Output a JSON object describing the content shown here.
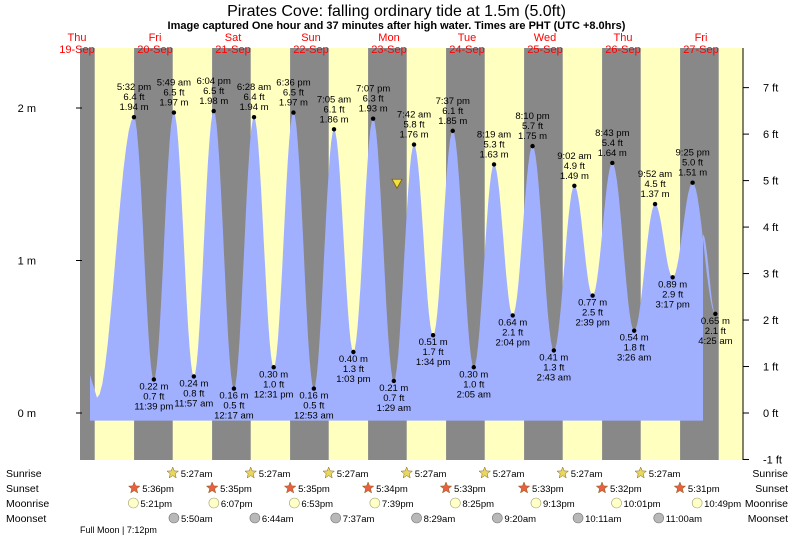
{
  "title": "Pirates Cove: falling  ordinary tide at 1.5m (5.0ft)",
  "subtitle": "Image captured One hour and 37 minutes after high water. Times are PHT (UTC +8.0hrs)",
  "colors": {
    "day": "#ffffc0",
    "night": "#888888",
    "tide": "#a0b0ff",
    "day_label": "#ff0000",
    "sun": "#e8d860",
    "sunset_star": "#e86040",
    "moon": "#ffffc8",
    "moonset": "#b8b8b8"
  },
  "chart_data": {
    "type": "area",
    "title": "Pirates Cove: falling  ordinary tide at 1.5m (5.0ft)",
    "left_axis": {
      "unit": "m",
      "ticks": [
        "0 m",
        "1 m",
        "2 m"
      ],
      "ylim": [
        -0.1,
        2.25
      ]
    },
    "right_axis": {
      "unit": "ft",
      "ticks": [
        "-1 ft",
        "0 ft",
        "1 ft",
        "2 ft",
        "3 ft",
        "4 ft",
        "5 ft",
        "6 ft",
        "7 ft"
      ]
    },
    "days": [
      {
        "dow": "Thu",
        "date": "19-Sep"
      },
      {
        "dow": "Fri",
        "date": "20-Sep"
      },
      {
        "dow": "Sat",
        "date": "21-Sep"
      },
      {
        "dow": "Sun",
        "date": "22-Sep"
      },
      {
        "dow": "Mon",
        "date": "23-Sep"
      },
      {
        "dow": "Tue",
        "date": "24-Sep"
      },
      {
        "dow": "Wed",
        "date": "25-Sep"
      },
      {
        "dow": "Thu",
        "date": "26-Sep"
      },
      {
        "dow": "Fri",
        "date": "27-Sep"
      }
    ],
    "series": [
      {
        "points": [
          {
            "type": "high",
            "time": "5:32 pm",
            "m": "1.94 m",
            "ft": "6.4 ft",
            "value": 1.94
          },
          {
            "type": "low",
            "time": "11:39 pm",
            "m": "0.22 m",
            "ft": "0.7 ft",
            "value": 0.22
          },
          {
            "type": "high",
            "time": "5:49 am",
            "m": "1.97 m",
            "ft": "6.5 ft",
            "value": 1.97
          },
          {
            "type": "low",
            "time": "11:57 am",
            "m": "0.24 m",
            "ft": "0.8 ft",
            "value": 0.24
          },
          {
            "type": "high",
            "time": "6:04 pm",
            "m": "1.98 m",
            "ft": "6.5 ft",
            "value": 1.98
          },
          {
            "type": "low",
            "time": "12:17 am",
            "m": "0.16 m",
            "ft": "0.5 ft",
            "value": 0.16
          },
          {
            "type": "high",
            "time": "6:28 am",
            "m": "1.94 m",
            "ft": "6.4 ft",
            "value": 1.94
          },
          {
            "type": "low",
            "time": "12:31 pm",
            "m": "0.30 m",
            "ft": "1.0 ft",
            "value": 0.3
          },
          {
            "type": "high",
            "time": "6:36 pm",
            "m": "1.97 m",
            "ft": "6.5 ft",
            "value": 1.97
          },
          {
            "type": "low",
            "time": "12:53 am",
            "m": "0.16 m",
            "ft": "0.5 ft",
            "value": 0.16
          },
          {
            "type": "high",
            "time": "7:05 am",
            "m": "1.86 m",
            "ft": "6.1 ft",
            "value": 1.86
          },
          {
            "type": "low",
            "time": "1:03 pm",
            "m": "0.40 m",
            "ft": "1.3 ft",
            "value": 0.4
          },
          {
            "type": "high",
            "time": "7:07 pm",
            "m": "1.93 m",
            "ft": "6.3 ft",
            "value": 1.93
          },
          {
            "type": "low",
            "time": "1:29 am",
            "m": "0.21 m",
            "ft": "0.7 ft",
            "value": 0.21
          },
          {
            "type": "high",
            "time": "7:42 am",
            "m": "1.76 m",
            "ft": "5.8 ft",
            "value": 1.76
          },
          {
            "type": "low",
            "time": "1:34 pm",
            "m": "0.51 m",
            "ft": "1.7 ft",
            "value": 0.51
          },
          {
            "type": "high",
            "time": "7:37 pm",
            "m": "1.85 m",
            "ft": "6.1 ft",
            "value": 1.85
          },
          {
            "type": "low",
            "time": "2:05 am",
            "m": "0.30 m",
            "ft": "1.0 ft",
            "value": 0.3
          },
          {
            "type": "high",
            "time": "8:19 am",
            "m": "1.63 m",
            "ft": "5.3 ft",
            "value": 1.63
          },
          {
            "type": "low",
            "time": "2:04 pm",
            "m": "0.64 m",
            "ft": "2.1 ft",
            "value": 0.64
          },
          {
            "type": "high",
            "time": "8:10 pm",
            "m": "1.75 m",
            "ft": "5.7 ft",
            "value": 1.75
          },
          {
            "type": "low",
            "time": "2:43 am",
            "m": "0.41 m",
            "ft": "1.3 ft",
            "value": 0.41
          },
          {
            "type": "high",
            "time": "9:02 am",
            "m": "1.49 m",
            "ft": "4.9 ft",
            "value": 1.49
          },
          {
            "type": "low",
            "time": "2:39 pm",
            "m": "0.77 m",
            "ft": "2.5 ft",
            "value": 0.77
          },
          {
            "type": "high",
            "time": "8:43 pm",
            "m": "1.64 m",
            "ft": "5.4 ft",
            "value": 1.64
          },
          {
            "type": "low",
            "time": "3:26 am",
            "m": "0.54 m",
            "ft": "1.8 ft",
            "value": 0.54
          },
          {
            "type": "high",
            "time": "9:52 am",
            "m": "1.37 m",
            "ft": "4.5 ft",
            "value": 1.37
          },
          {
            "type": "low",
            "time": "3:17 pm",
            "m": "0.89 m",
            "ft": "2.9 ft",
            "value": 0.89
          },
          {
            "type": "high",
            "time": "9:25 pm",
            "m": "1.51 m",
            "ft": "5.0 ft",
            "value": 1.51
          },
          {
            "type": "low",
            "time": "4:25 am",
            "m": "0.65 m",
            "ft": "2.1 ft",
            "value": 0.65
          }
        ]
      }
    ],
    "current_level": 1.5
  },
  "almanac": {
    "labels": {
      "sunrise": "Sunrise",
      "sunset": "Sunset",
      "moonrise": "Moonrise",
      "moonset": "Moonset"
    },
    "sunrise": [
      "5:27am",
      "5:27am",
      "5:27am",
      "5:27am",
      "5:27am",
      "5:27am",
      "5:27am"
    ],
    "sunset": [
      "5:36pm",
      "5:35pm",
      "5:35pm",
      "5:34pm",
      "5:33pm",
      "5:33pm",
      "5:32pm",
      "5:31pm"
    ],
    "moonrise": [
      "5:21pm",
      "6:07pm",
      "6:53pm",
      "7:39pm",
      "8:25pm",
      "9:13pm",
      "10:01pm",
      "10:49pm"
    ],
    "moonset": [
      "5:50am",
      "6:44am",
      "7:37am",
      "8:29am",
      "9:20am",
      "10:11am",
      "11:00am"
    ]
  },
  "moon_phase": "Full Moon | 7:12pm"
}
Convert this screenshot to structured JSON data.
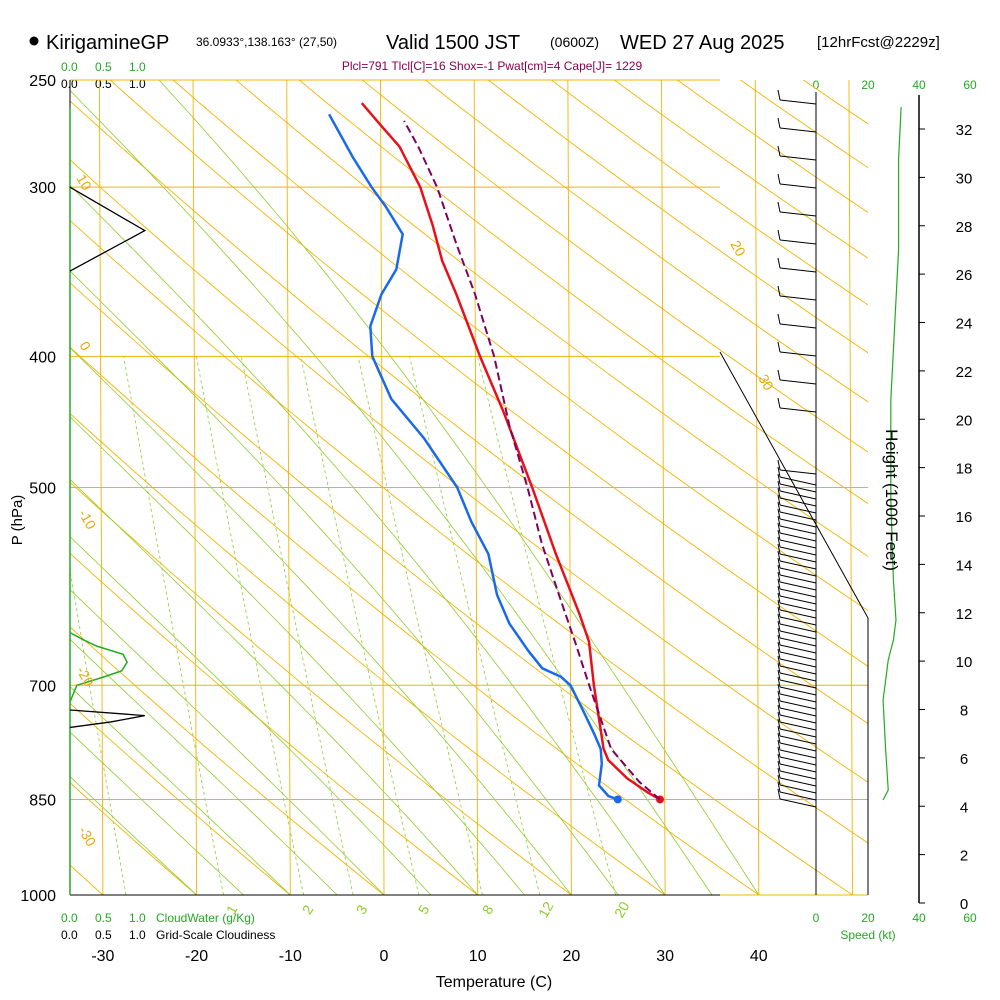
{
  "header": {
    "station": "KirigamineGP",
    "coords": "36.0933°,138.163° (27,50)",
    "valid": "Valid 1500 JST",
    "utc": "(0600Z)",
    "date": "WED 27 Aug 2025",
    "forecast": "[12hrFcst@2229z]",
    "indices": "Plcl=791 Tlcl[C]=16 Shox=-1 Pwat[cm]=4 Cape[J]= 1229"
  },
  "axes": {
    "ylabel": "P (hPa)",
    "xlabel": "Temperature (C)",
    "height_label": "Height (1000 Feet)",
    "speed_label": "Speed (kt)",
    "cloudwater_label": "CloudWater (g/Kg)",
    "cloudiness_label": "Grid-Scale Cloudiness",
    "cw_ticks": [
      "0.0",
      "0.5",
      "1.0"
    ],
    "cloud_ticks": [
      "0.0",
      "0.5",
      "1.0"
    ],
    "speed_ticks_top": [
      "0",
      "20",
      "40",
      "60"
    ],
    "speed_ticks_bottom": [
      "0",
      "20",
      "40",
      "60"
    ]
  },
  "chart_data": {
    "type": "line",
    "title": "Skew-T sounding KirigamineGP",
    "xlabel": "Temperature (C)",
    "ylabel": "P (hPa)",
    "xlim": [
      -35,
      45
    ],
    "pressure_ticks": [
      250,
      300,
      400,
      500,
      700,
      850,
      1000
    ],
    "temperature_ticks": [
      -30,
      -20,
      -10,
      0,
      10,
      20,
      30,
      40
    ],
    "height_ticks": [
      0,
      2,
      4,
      6,
      8,
      10,
      12,
      14,
      16,
      18,
      20,
      22,
      24,
      26,
      28,
      30,
      32
    ],
    "isotherm_labels": [
      "-30",
      "-20",
      "-10",
      "0",
      "10",
      "20",
      "30"
    ],
    "mixing_ratio_labels": [
      "1",
      "2",
      "3",
      "5",
      "8",
      "12",
      "20"
    ],
    "series": [
      {
        "name": "temperature",
        "color": "#e8101a",
        "points": [
          [
            29.5,
            850
          ],
          [
            28.2,
            840
          ],
          [
            26,
            820
          ],
          [
            24,
            795
          ],
          [
            23.5,
            780
          ],
          [
            22.5,
            700
          ],
          [
            22.3,
            680
          ],
          [
            22,
            650
          ],
          [
            21,
            620
          ],
          [
            18.5,
            560
          ],
          [
            16,
            500
          ],
          [
            13,
            440
          ],
          [
            10.5,
            400
          ],
          [
            8,
            360
          ],
          [
            6.5,
            340
          ],
          [
            5.5,
            320
          ],
          [
            4.2,
            300
          ],
          [
            2,
            280
          ],
          [
            0,
            270
          ],
          [
            -2,
            260
          ]
        ]
      },
      {
        "name": "dewpoint",
        "color": "#1a6ae8",
        "points": [
          [
            25,
            850
          ],
          [
            24,
            845
          ],
          [
            23,
            830
          ],
          [
            23.3,
            800
          ],
          [
            23.2,
            780
          ],
          [
            22.5,
            760
          ],
          [
            21.3,
            730
          ],
          [
            20,
            700
          ],
          [
            19,
            690
          ],
          [
            17,
            680
          ],
          [
            15.5,
            660
          ],
          [
            13.5,
            630
          ],
          [
            12.2,
            600
          ],
          [
            11.3,
            560
          ],
          [
            9.5,
            530
          ],
          [
            8,
            500
          ],
          [
            4.5,
            460
          ],
          [
            1,
            430
          ],
          [
            -1,
            400
          ],
          [
            -1.2,
            380
          ],
          [
            0,
            360
          ],
          [
            1.6,
            345
          ],
          [
            2.3,
            325
          ],
          [
            0.5,
            310
          ],
          [
            -1,
            300
          ],
          [
            -3,
            285
          ],
          [
            -5.5,
            265
          ]
        ]
      },
      {
        "name": "parcel",
        "color": "#800060",
        "points": [
          [
            29.5,
            850
          ],
          [
            27.3,
            825
          ],
          [
            24.3,
            780
          ],
          [
            22,
            700
          ],
          [
            20.5,
            650
          ],
          [
            18.8,
            600
          ],
          [
            17,
            550
          ],
          [
            15.5,
            500
          ],
          [
            13.6,
            450
          ],
          [
            12,
            400
          ],
          [
            10,
            360
          ],
          [
            8,
            330
          ],
          [
            6,
            300
          ],
          [
            4,
            280
          ],
          [
            2.5,
            268
          ]
        ]
      }
    ],
    "cloud_water": {
      "color": "#22aa22",
      "points": [
        [
          0,
          720
        ],
        [
          0.05,
          700
        ],
        [
          0.25,
          690
        ],
        [
          0.38,
          683
        ],
        [
          0.42,
          673
        ],
        [
          0.39,
          664
        ],
        [
          0.2,
          655
        ],
        [
          0.1,
          648
        ],
        [
          0,
          640
        ]
      ]
    },
    "cloudiness": {
      "color": "#000000",
      "points": [
        [
          0,
          300
        ],
        [
          0.55,
          323
        ],
        [
          0,
          346
        ],
        [
          0,
          730
        ],
        [
          0.55,
          737
        ],
        [
          0.3,
          745
        ],
        [
          0,
          752
        ]
      ]
    },
    "wind_speed": {
      "color": "#22aa22",
      "points": [
        [
          33,
          107
        ],
        [
          32,
          160
        ],
        [
          32,
          250
        ],
        [
          30,
          350
        ],
        [
          29,
          400
        ],
        [
          29,
          500
        ],
        [
          30,
          580
        ],
        [
          31,
          620
        ],
        [
          30,
          640
        ],
        [
          28,
          660
        ],
        [
          26,
          700
        ],
        [
          27,
          750
        ],
        [
          28,
          790
        ],
        [
          26,
          800
        ]
      ]
    }
  }
}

☆ ☆ ☆ ☆

Written task:
Read the entries and select each line where the word "Pirates" is found.

Written response:
  "title": "Pirates Cove: falling  ordinary tide at 1.5m (5.0ft)",
    "title": "Pirates Cove: falling  ordinary tide at 1.5m (5.0ft)",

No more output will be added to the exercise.